◆ **WHAT TO DO**
Please output every line of the material as it stands, without the pictures.

>>>

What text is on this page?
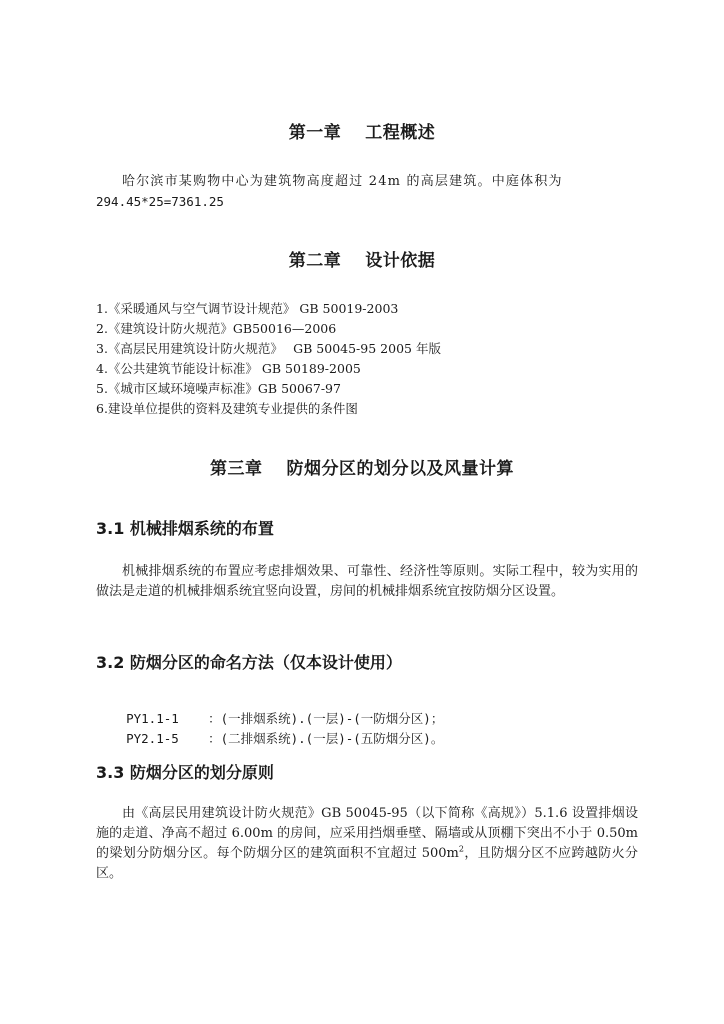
第一章　 工程概述
哈尔滨市某购物中心为建筑物高度超过 24m 的高层建筑。中庭体积为
294.45*25=7361.25
第二章　 设计依据
1.《采暖通风与空气调节设计规范》 GB 50019-2003
2.《建筑设计防火规范》GB50016—2006
3.《高层民用建筑设计防火规范》　 GB 50045-95 2005 年版
4.《公共建筑节能设计标准》 GB 50189-2005
5.《城市区域环境噪声标准》GB 50067-97
6.建设单位提供的资料及建筑专业提供的条件图
第三章　 防烟分区的划分以及风量计算
3.1 机械排烟系统的布置
机械排烟系统的布置应考虑排烟效果、可靠性、经济性等原则。实际工程中，较为实用的做法是走道的机械排烟系统宜竖向设置，房间的机械排烟系统宜按防烟分区设置。
3.2 防烟分区的命名方法（仅本设计使用）

PY1.1-1 ：(一排烟系统).(一层)-(一防烟分区)；

PY2.1-5 ：(二排烟系统).(一层)-(五防烟分区)。

3.3 防烟分区的划分原则
由《高层民用建筑设计防火规范》GB 50045-95（以下简称《高规》）5.1.6 设置排烟设施的走道、净高不超过 6.00m 的房间，应采用挡烟垂壁、隔墙或从顶棚下突出不小于 0.50m 的梁划分防烟分区。每个防烟分区的建筑面积不宜超过 $500m^2$，且防烟分区不应跨越防火分区。
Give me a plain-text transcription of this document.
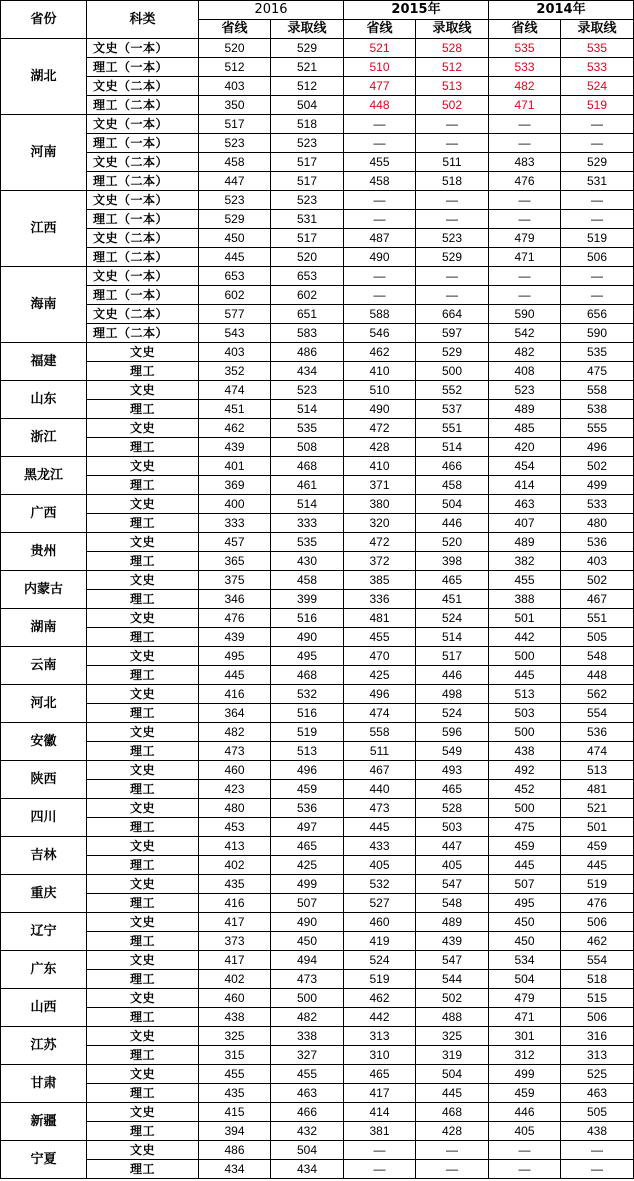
省份	科类	2016		2015年		2014年	
		省线	录取线	省线	录取线	省线	录取线
湖北	文史（一本）	520	529	521	528	535	535
	理工（一本）	512	521	510	512	533	533
	文史（二本）	403	512	477	513	482	524
	理工（二本）	350	504	448	502	471	519
河南	文史（一本）	517	518	—	—	—	—
	理工（一本）	523	523	—	—	—	—
	文史（二本）	458	517	455	511	483	529
	理工（二本）	447	517	458	518	476	531
江西	文史（一本）	523	523	—	—	—	—
	理工（一本）	529	531	—	—	—	—
	文史（二本）	450	517	487	523	479	519
	理工（二本）	445	520	490	529	471	506
海南	文史（一本）	653	653	—	—	—	—
	理工（一本）	602	602	—	—	—	—
	文史（二本）	577	651	588	664	590	656
	理工（二本）	543	583	546	597	542	590
福建	文史	403	486	462	529	482	535
	理工	352	434	410	500	408	475
山东	文史	474	523	510	552	523	558
	理工	451	514	490	537	489	538
浙江	文史	462	535	472	551	485	555
	理工	439	508	428	514	420	496
黑龙江	文史	401	468	410	466	454	502
	理工	369	461	371	458	414	499
广西	文史	400	514	380	504	463	533
	理工	333	333	320	446	407	480
贵州	文史	457	535	472	520	489	536
	理工	365	430	372	398	382	403
内蒙古	文史	375	458	385	465	455	502
	理工	346	399	336	451	388	467
湖南	文史	476	516	481	524	501	551
	理工	439	490	455	514	442	505
云南	文史	495	495	470	517	500	548
	理工	445	468	425	446	445	448
河北	文史	416	532	496	498	513	562
	理工	364	516	474	524	503	554
安徽	文史	482	519	558	596	500	536
	理工	473	513	511	549	438	474
陕西	文史	460	496	467	493	492	513
	理工	423	459	440	465	452	481
四川	文史	480	536	473	528	500	521
	理工	453	497	445	503	475	501
吉林	文史	413	465	433	447	459	459
	理工	402	425	405	405	445	445
重庆	文史	435	499	532	547	507	519
	理工	416	507	527	548	495	476
辽宁	文史	417	490	460	489	450	506
	理工	373	450	419	439	450	462
广东	文史	417	494	524	547	534	554
	理工	402	473	519	544	504	518
山西	文史	460	500	462	502	479	515
	理工	438	482	442	488	471	506
江苏	文史	325	338	313	325	301	316
	理工	315	327	310	319	312	313
甘肃	文史	455	455	465	504	499	525
	理工	435	463	417	445	459	463
新疆	文史	415	466	414	468	446	505
	理工	394	432	381	428	405	438
宁夏	文史	486	504	—	—	—	—
	理工	434	434	—	—	—	—
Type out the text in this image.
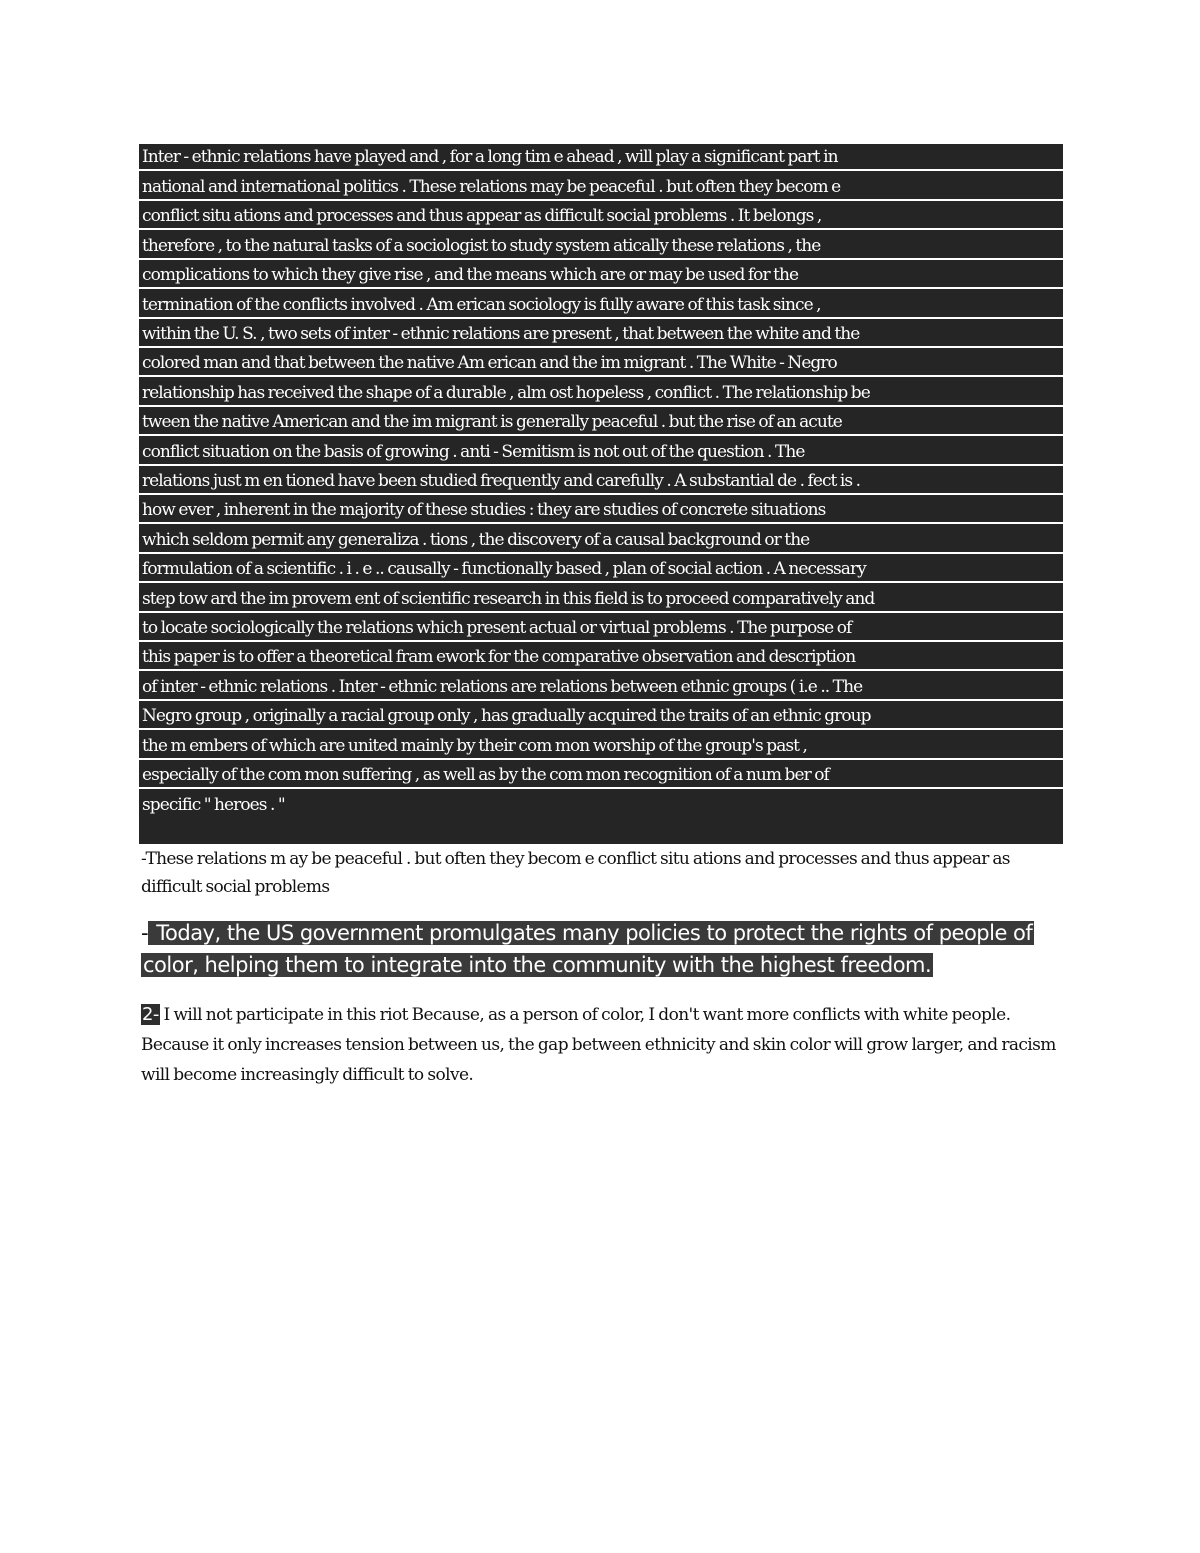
Inter - ethnic relations have played and , for a long tim e ahead , will play a significant part in
national and international politics . These relations may be peaceful . but often they becom e
conflict situ ations and processes and thus appear as difficult social problems . It belongs ,
therefore , to the natural tasks of a sociologist to study system atically these relations , the
complications to which they give rise , and the means which are or may be used for the
termination of the conflicts involved . Am erican sociology is fully aware of this task since ,
within the U. S. , two sets of inter - ethnic relations are present , that between the white and the
colored man and that between the native Am erican and the im migrant . The White - Negro
relationship has received the shape of a durable , alm ost hopeless , conflict . The relationship be
tween the native American and the im migrant is generally peaceful . but the rise of an acute
conflict situation on the basis of growing . anti - Semitism is not out of the question . The
relations just m en tioned have been studied frequently and carefully . A substantial de . fect is .
how ever , inherent in the majority of these studies : they are studies of concrete situations
which seldom permit any generaliza . tions , the discovery of a causal background or the
formulation of a scientific . i . e .. causally - functionally based , plan of social action . A necessary
step tow ard the im provem ent of scientific research in this field is to proceed comparatively and
to locate sociologically the relations which present actual or virtual problems . The purpose of
this paper is to offer a theoretical fram ework for the comparative observation and description
of inter - ethnic relations . Inter - ethnic relations are relations between ethnic groups ( i.e .. The
Negro group , originally a racial group only , has gradually acquired the traits of an ethnic group
the m embers of which are united mainly by their com mon worship of the group's past ,
especially of the com mon suffering , as well as by the com mon recognition of a num ber of
specific " heroes . "
-These relations m ay be peaceful . but often they becom e conflict situ ations and processes and thus appear as difficult social problems
- Today, the US government promulgates many policies to protect the rights of people of
color, helping them to integrate into the community with the highest freedom.
2- I will not participate in this riot Because, as a person of color, I don't want more conflicts with white people. Because it only increases tension between us, the gap between ethnicity and skin color will grow larger, and racism will become increasingly difficult to solve.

<<<

◆ **EXERCISE OUTPUT**
What text is on this page?
第一章　 工程概述
哈尔滨市某购物中心为建筑物高度超过 24m 的高层建筑。中庭体积为
294.45*25=7361.25
第二章　 设计依据
1.《采暖通风与空气调节设计规范》 GB 50019-2003
2.《建筑设计防火规范》GB50016—2006
3.《高层民用建筑设计防火规范》　 GB 50045-95 2005 年版
4.《公共建筑节能设计标准》 GB 50189-2005
5.《城市区域环境噪声标准》GB 50067-97
6.建设单位提供的资料及建筑专业提供的条件图
第三章　 防烟分区的划分以及风量计算
3.1 机械排烟系统的布置
机械排烟系统的布置应考虑排烟效果、可靠性、经济性等原则。实际工程中，较为实用的做法是走道的机械排烟系统宜竖向设置，房间的机械排烟系统宜按防烟分区设置。
3.2 防烟分区的命名方法（仅本设计使用）

PY1.1-1 ：(一排烟系统).(一层)-(一防烟分区)；

PY2.1-5 ：(二排烟系统).(一层)-(五防烟分区)。

3.3 防烟分区的划分原则
由《高层民用建筑设计防火规范》GB 50045-95（以下简称《高规》）5.1.6 设置排烟设施的走道、净高不超过 6.00m 的房间，应采用挡烟垂壁、隔墙或从顶棚下突出不小于 0.50m 的梁划分防烟分区。每个防烟分区的建筑面积不宜超过 $500m^2$，且防烟分区不应跨越防火分区。
Give me a plain-text transcription of this document.
省份	科类	2016		2015年		2014年	
		省线	录取线	省线	录取线	省线	录取线
湖北	文史（一本）	520	529	521	528	535	535
	理工（一本）	512	521	510	512	533	533
	文史（二本）	403	512	477	513	482	524
	理工（二本）	350	504	448	502	471	519
河南	文史（一本）	517	518	—	—	—	—
	理工（一本）	523	523	—	—	—	—
	文史（二本）	458	517	455	511	483	529
	理工（二本）	447	517	458	518	476	531
江西	文史（一本）	523	523	—	—	—	—
	理工（一本）	529	531	—	—	—	—
	文史（二本）	450	517	487	523	479	519
	理工（二本）	445	520	490	529	471	506
海南	文史（一本）	653	653	—	—	—	—
	理工（一本）	602	602	—	—	—	—
	文史（二本）	577	651	588	664	590	656
	理工（二本）	543	583	546	597	542	590
福建	文史	403	486	462	529	482	535
	理工	352	434	410	500	408	475
山东	文史	474	523	510	552	523	558
	理工	451	514	490	537	489	538
浙江	文史	462	535	472	551	485	555
	理工	439	508	428	514	420	496
黑龙江	文史	401	468	410	466	454	502
	理工	369	461	371	458	414	499
广西	文史	400	514	380	504	463	533
	理工	333	333	320	446	407	480
贵州	文史	457	535	472	520	489	536
	理工	365	430	372	398	382	403
内蒙古	文史	375	458	385	465	455	502
	理工	346	399	336	451	388	467
湖南	文史	476	516	481	524	501	551
	理工	439	490	455	514	442	505
云南	文史	495	495	470	517	500	548
	理工	445	468	425	446	445	448
河北	文史	416	532	496	498	513	562
	理工	364	516	474	524	503	554
安徽	文史	482	519	558	596	500	536
	理工	473	513	511	549	438	474
陕西	文史	460	496	467	493	492	513
	理工	423	459	440	465	452	481
四川	文史	480	536	473	528	500	521
	理工	453	497	445	503	475	501
吉林	文史	413	465	433	447	459	459
	理工	402	425	405	405	445	445
重庆	文史	435	499	532	547	507	519
	理工	416	507	527	548	495	476
辽宁	文史	417	490	460	489	450	506
	理工	373	450	419	439	450	462
广东	文史	417	494	524	547	534	554
	理工	402	473	519	544	504	518
山西	文史	460	500	462	502	479	515
	理工	438	482	442	488	471	506
江苏	文史	325	338	313	325	301	316
	理工	315	327	310	319	312	313
甘肃	文史	455	455	465	504	499	525
	理工	435	463	417	445	459	463
新疆	文史	415	466	414	468	446	505
	理工	394	432	381	428	405	438
宁夏	文史	486	504	—	—	—	—
	理工	434	434	—	—	—	—
Type out the text in this image.
Inter - ethnic relations have played and , for a long tim e ahead , will play a significant part in
national and international politics . These relations may be peaceful . but often they becom e
conflict situ ations and processes and thus appear as difficult social problems . It belongs ,
therefore , to the natural tasks of a sociologist to study system atically these relations , the
complications to which they give rise , and the means which are or may be used for the
termination of the conflicts involved . Am erican sociology is fully aware of this task since ,
within the U. S. , two sets of inter - ethnic relations are present , that between the white and the
colored man and that between the native Am erican and the im migrant . The White - Negro
relationship has received the shape of a durable , alm ost hopeless , conflict . The relationship be
tween the native American and the im migrant is generally peaceful . but the rise of an acute
conflict situation on the basis of growing . anti - Semitism is not out of the question . The
relations just m en tioned have been studied frequently and carefully . A substantial de . fect is .
how ever , inherent in the majority of these studies : they are studies of concrete situations
which seldom permit any generaliza . tions , the discovery of a causal background or the
formulation of a scientific . i . e .. causally - functionally based , plan of social action . A necessary
step tow ard the im provem ent of scientific research in this field is to proceed comparatively and
to locate sociologically the relations which present actual or virtual problems . The purpose of
this paper is to offer a theoretical fram ework for the comparative observation and description
of inter - ethnic relations . Inter - ethnic relations are relations between ethnic groups ( i.e .. The
Negro group , originally a racial group only , has gradually acquired the traits of an ethnic group
the m embers of which are united mainly by their com mon worship of the group's past ,
especially of the com mon suffering , as well as by the com mon recognition of a num ber of
specific " heroes . "
-These relations m ay be peaceful . but often they becom e conflict situ ations and processes and thus appear as difficult social problems
- Today, the US government promulgates many policies to protect the rights of people of
color, helping them to integrate into the community with the highest freedom.
2- I will not participate in this riot Because, as a person of color, I don't want more conflicts with white people. Because it only increases tension between us, the gap between ethnicity and skin color will grow larger, and racism will become increasingly difficult to solve.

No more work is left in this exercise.